→ **Short task**
Every entry below should be printed exactly, without its images.

***** Stored rows

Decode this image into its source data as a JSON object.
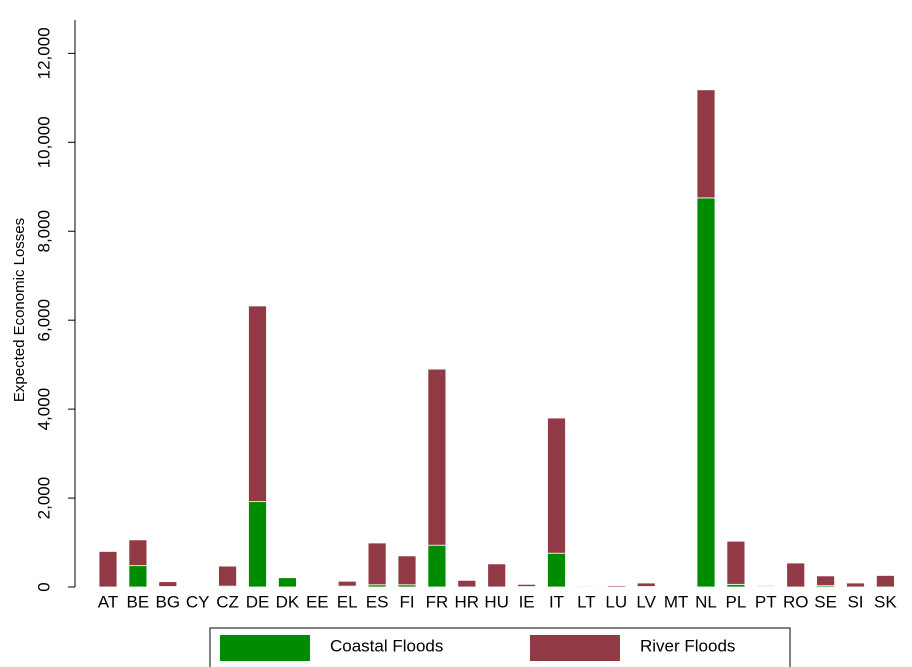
{
  "chart_data": {
    "type": "stacked_bar",
    "y_label": "Expected Economic Losses",
    "categories": [
      "AT",
      "BE",
      "BG",
      "CY",
      "CZ",
      "DE",
      "DK",
      "EE",
      "EL",
      "ES",
      "FI",
      "FR",
      "HR",
      "HU",
      "IE",
      "IT",
      "LT",
      "LU",
      "LV",
      "MT",
      "NL",
      "PL",
      "PT",
      "RO",
      "SE",
      "SI",
      "SK"
    ],
    "series": [
      {
        "name": "Coastal Floods",
        "color": "#008c00",
        "values": [
          0,
          480,
          10,
          0,
          20,
          1920,
          210,
          0,
          20,
          50,
          50,
          940,
          0,
          0,
          10,
          760,
          10,
          0,
          10,
          0,
          8750,
          60,
          20,
          0,
          30,
          0,
          0
        ]
      },
      {
        "name": "River Floods",
        "color": "#913a45",
        "values": [
          800,
          580,
          110,
          0,
          450,
          4400,
          10,
          0,
          110,
          940,
          650,
          3960,
          150,
          520,
          50,
          3040,
          20,
          30,
          80,
          0,
          2430,
          970,
          20,
          540,
          220,
          90,
          260
        ]
      }
    ],
    "ylim": [
      0,
      12750
    ],
    "yticks": [
      0,
      {
        "value": 2000,
        "label": "2,000"
      },
      {
        "value": 4000,
        "label": "4,000"
      },
      {
        "value": 6000,
        "label": "6,000"
      },
      {
        "value": 8000,
        "label": "8,000"
      },
      {
        "value": 10000,
        "label": "10,000"
      },
      {
        "value": 12000,
        "label": "12,000"
      }
    ],
    "legend": "bottom"
  }
}
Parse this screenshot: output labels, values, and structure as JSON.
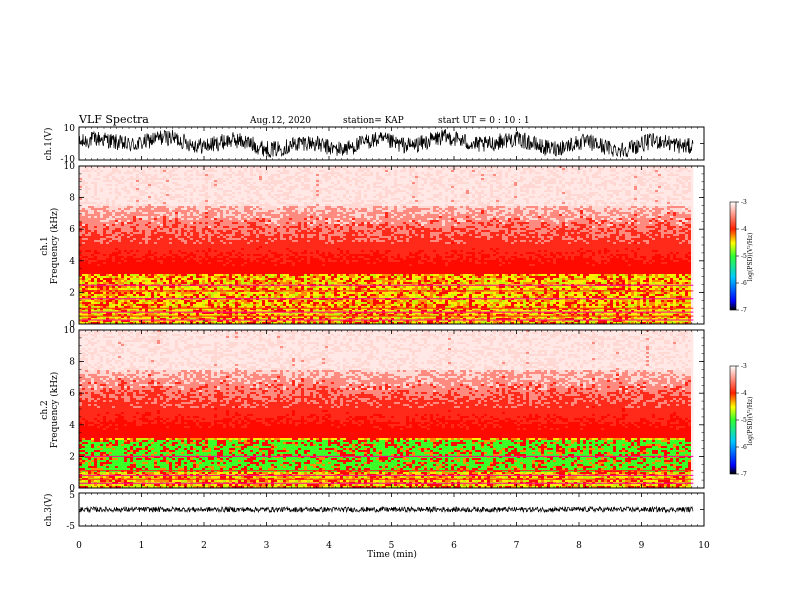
{
  "header": {
    "title": "VLF Spectra",
    "date": "Aug.12, 2020",
    "station": "station= KAP",
    "start": "start  UT =   0  : 10 : 1"
  },
  "chart_data": [
    {
      "type": "line",
      "name": "ch1-waveform",
      "ylabel": "ch.1(V)",
      "ylim": [
        -10,
        10
      ],
      "y_tick_labels": [
        "10",
        "-10"
      ]
    },
    {
      "type": "heatmap",
      "name": "ch1-spectrogram",
      "ylabel": "ch.1 Frequency  (kHz)",
      "ylabel_channel": "ch.1",
      "ylabel_quantity": "Frequency  (kHz)",
      "ylim": [
        0,
        10
      ],
      "y_ticks": [
        0,
        2,
        4,
        6,
        8,
        10
      ],
      "y_tick_labels": [
        "0",
        "2",
        "4",
        "6",
        "8",
        "10"
      ],
      "colorbar": {
        "label": "log(PSD)(V²/Hz)",
        "range": [
          -7,
          -3
        ],
        "tick_labels": [
          "-3",
          "-4",
          "-5",
          "-6",
          "-7"
        ]
      }
    },
    {
      "type": "heatmap",
      "name": "ch2-spectrogram",
      "ylabel": "ch.2 Frequency  (kHz)",
      "ylabel_channel": "ch.2",
      "ylabel_quantity": "Frequency  (kHz)",
      "ylim": [
        0,
        10
      ],
      "y_ticks": [
        0,
        2,
        4,
        6,
        8,
        10
      ],
      "y_tick_labels": [
        "0",
        "2",
        "4",
        "6",
        "8",
        "10"
      ],
      "colorbar": {
        "label": "log(PSD)(V²/Hz)",
        "range": [
          -7,
          -3
        ],
        "tick_labels": [
          "-3",
          "-4",
          "-5",
          "-6",
          "-7"
        ]
      }
    },
    {
      "type": "line",
      "name": "ch3-waveform",
      "ylabel": "ch.3(V)",
      "ylim": [
        -5,
        5
      ],
      "y_tick_labels": [
        "5",
        "-5"
      ]
    }
  ],
  "xaxis": {
    "label": "Time  (min)",
    "xlim": [
      0,
      10
    ],
    "ticks": [
      0,
      1,
      2,
      3,
      4,
      5,
      6,
      7,
      8,
      9,
      10
    ],
    "tick_labels": [
      "0",
      "1",
      "2",
      "3",
      "4",
      "5",
      "6",
      "7",
      "8",
      "9",
      "10"
    ],
    "data_end": 9.83
  }
}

**********

→ **Full response**
Decode this image into its source data as a JSON object.
{
  "chart_data": {
    "type": "stacked_bar",
    "y_label": "Expected Economic Losses",
    "categories": [
      "AT",
      "BE",
      "BG",
      "CY",
      "CZ",
      "DE",
      "DK",
      "EE",
      "EL",
      "ES",
      "FI",
      "FR",
      "HR",
      "HU",
      "IE",
      "IT",
      "LT",
      "LU",
      "LV",
      "MT",
      "NL",
      "PL",
      "PT",
      "RO",
      "SE",
      "SI",
      "SK"
    ],
    "series": [
      {
        "name": "Coastal Floods",
        "color": "#008c00",
        "values": [
          0,
          480,
          10,
          0,
          20,
          1920,
          210,
          0,
          20,
          50,
          50,
          940,
          0,
          0,
          10,
          760,
          10,
          0,
          10,
          0,
          8750,
          60,
          20,
          0,
          30,
          0,
          0
        ]
      },
      {
        "name": "River Floods",
        "color": "#913a45",
        "values": [
          800,
          580,
          110,
          0,
          450,
          4400,
          10,
          0,
          110,
          940,
          650,
          3960,
          150,
          520,
          50,
          3040,
          20,
          30,
          80,
          0,
          2430,
          970,
          20,
          540,
          220,
          90,
          260
        ]
      }
    ],
    "ylim": [
      0,
      12750
    ],
    "yticks": [
      0,
      {
        "value": 2000,
        "label": "2,000"
      },
      {
        "value": 4000,
        "label": "4,000"
      },
      {
        "value": 6000,
        "label": "6,000"
      },
      {
        "value": 8000,
        "label": "8,000"
      },
      {
        "value": 10000,
        "label": "10,000"
      },
      {
        "value": 12000,
        "label": "12,000"
      }
    ],
    "legend": "bottom"
  }
}
Parse this screenshot: output labels, values, and structure as JSON.
{
  "header": {
    "title": "VLF Spectra",
    "date": "Aug.12, 2020",
    "station": "station= KAP",
    "start": "start  UT =   0  : 10 : 1"
  },
  "chart_data": [
    {
      "type": "line",
      "name": "ch1-waveform",
      "ylabel": "ch.1(V)",
      "ylim": [
        -10,
        10
      ],
      "y_tick_labels": [
        "10",
        "-10"
      ]
    },
    {
      "type": "heatmap",
      "name": "ch1-spectrogram",
      "ylabel": "ch.1 Frequency  (kHz)",
      "ylabel_channel": "ch.1",
      "ylabel_quantity": "Frequency  (kHz)",
      "ylim": [
        0,
        10
      ],
      "y_ticks": [
        0,
        2,
        4,
        6,
        8,
        10
      ],
      "y_tick_labels": [
        "0",
        "2",
        "4",
        "6",
        "8",
        "10"
      ],
      "colorbar": {
        "label": "log(PSD)(V²/Hz)",
        "range": [
          -7,
          -3
        ],
        "tick_labels": [
          "-3",
          "-4",
          "-5",
          "-6",
          "-7"
        ]
      }
    },
    {
      "type": "heatmap",
      "name": "ch2-spectrogram",
      "ylabel": "ch.2 Frequency  (kHz)",
      "ylabel_channel": "ch.2",
      "ylabel_quantity": "Frequency  (kHz)",
      "ylim": [
        0,
        10
      ],
      "y_ticks": [
        0,
        2,
        4,
        6,
        8,
        10
      ],
      "y_tick_labels": [
        "0",
        "2",
        "4",
        "6",
        "8",
        "10"
      ],
      "colorbar": {
        "label": "log(PSD)(V²/Hz)",
        "range": [
          -7,
          -3
        ],
        "tick_labels": [
          "-3",
          "-4",
          "-5",
          "-6",
          "-7"
        ]
      }
    },
    {
      "type": "line",
      "name": "ch3-waveform",
      "ylabel": "ch.3(V)",
      "ylim": [
        -5,
        5
      ],
      "y_tick_labels": [
        "5",
        "-5"
      ]
    }
  ],
  "xaxis": {
    "label": "Time  (min)",
    "xlim": [
      0,
      10
    ],
    "ticks": [
      0,
      1,
      2,
      3,
      4,
      5,
      6,
      7,
      8,
      9,
      10
    ],
    "tick_labels": [
      "0",
      "1",
      "2",
      "3",
      "4",
      "5",
      "6",
      "7",
      "8",
      "9",
      "10"
    ],
    "data_end": 9.83
  }
}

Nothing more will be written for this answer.